### The exercise
Give every entry again, word for word and in full.

(Stored data)
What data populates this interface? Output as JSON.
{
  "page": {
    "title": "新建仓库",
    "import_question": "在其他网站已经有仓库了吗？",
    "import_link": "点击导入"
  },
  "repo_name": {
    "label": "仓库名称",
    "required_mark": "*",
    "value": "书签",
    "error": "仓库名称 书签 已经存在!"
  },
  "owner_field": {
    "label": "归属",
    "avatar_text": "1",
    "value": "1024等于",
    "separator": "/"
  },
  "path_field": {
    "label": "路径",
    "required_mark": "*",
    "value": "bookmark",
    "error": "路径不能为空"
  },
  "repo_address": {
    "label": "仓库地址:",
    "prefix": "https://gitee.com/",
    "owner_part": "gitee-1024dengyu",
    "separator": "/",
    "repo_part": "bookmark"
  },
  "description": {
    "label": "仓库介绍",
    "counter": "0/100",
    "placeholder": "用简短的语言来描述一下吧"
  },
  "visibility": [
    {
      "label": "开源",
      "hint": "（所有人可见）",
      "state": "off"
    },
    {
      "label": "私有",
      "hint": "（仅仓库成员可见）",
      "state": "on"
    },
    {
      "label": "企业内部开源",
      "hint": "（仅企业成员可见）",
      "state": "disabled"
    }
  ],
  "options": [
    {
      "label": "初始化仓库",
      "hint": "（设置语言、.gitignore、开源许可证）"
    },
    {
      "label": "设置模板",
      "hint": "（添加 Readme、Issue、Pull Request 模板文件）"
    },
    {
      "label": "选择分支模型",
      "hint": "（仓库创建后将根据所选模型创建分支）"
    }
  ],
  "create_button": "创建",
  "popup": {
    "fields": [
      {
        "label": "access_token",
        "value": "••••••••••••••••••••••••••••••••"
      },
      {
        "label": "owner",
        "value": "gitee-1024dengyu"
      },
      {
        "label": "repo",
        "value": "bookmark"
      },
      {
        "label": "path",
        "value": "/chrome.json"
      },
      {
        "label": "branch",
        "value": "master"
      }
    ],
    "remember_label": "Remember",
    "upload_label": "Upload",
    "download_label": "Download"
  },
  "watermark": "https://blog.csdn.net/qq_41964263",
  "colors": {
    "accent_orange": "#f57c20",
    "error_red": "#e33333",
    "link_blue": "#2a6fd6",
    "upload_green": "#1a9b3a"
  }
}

### Solution
What data populates this interface? Output as JSON.
{
  "page": {
    "title": "新建仓库",
    "import_question": "在其他网站已经有仓库了吗？",
    "import_link": "点击导入"
  },
  "repo_name": {
    "label": "仓库名称",
    "required_mark": "*",
    "value": "书签",
    "error": "仓库名称 书签 已经存在!"
  },
  "owner_field": {
    "label": "归属",
    "avatar_text": "1",
    "value": "1024等于",
    "separator": "/"
  },
  "path_field": {
    "label": "路径",
    "required_mark": "*",
    "value": "bookmark",
    "error": "路径不能为空"
  },
  "repo_address": {
    "label": "仓库地址:",
    "prefix": "https://gitee.com/",
    "owner_part": "gitee-1024dengyu",
    "separator": "/",
    "repo_part": "bookmark"
  },
  "description": {
    "label": "仓库介绍",
    "counter": "0/100",
    "placeholder": "用简短的语言来描述一下吧"
  },
  "visibility": [
    {
      "label": "开源",
      "hint": "（所有人可见）",
      "state": "off"
    },
    {
      "label": "私有",
      "hint": "（仅仓库成员可见）",
      "state": "on"
    },
    {
      "label": "企业内部开源",
      "hint": "（仅企业成员可见）",
      "state": "disabled"
    }
  ],
  "options": [
    {
      "label": "初始化仓库",
      "hint": "（设置语言、.gitignore、开源许可证）"
    },
    {
      "label": "设置模板",
      "hint": "（添加 Readme、Issue、Pull Request 模板文件）"
    },
    {
      "label": "选择分支模型",
      "hint": "（仓库创建后将根据所选模型创建分支）"
    }
  ],
  "create_button": "创建",
  "popup": {
    "fields": [
      {
        "label": "access_token",
        "value": "••••••••••••••••••••••••••••••••"
      },
      {
        "label": "owner",
        "value": "gitee-1024dengyu"
      },
      {
        "label": "repo",
        "value": "bookmark"
      },
      {
        "label": "path",
        "value": "/chrome.json"
      },
      {
        "label": "branch",
        "value": "master"
      }
    ],
    "remember_label": "Remember",
    "upload_label": "Upload",
    "download_label": "Download"
  },
  "watermark": "https://blog.csdn.net/qq_41964263",
  "colors": {
    "accent_orange": "#f57c20",
    "error_red": "#e33333",
    "link_blue": "#2a6fd6",
    "upload_green": "#1a9b3a"
  }
}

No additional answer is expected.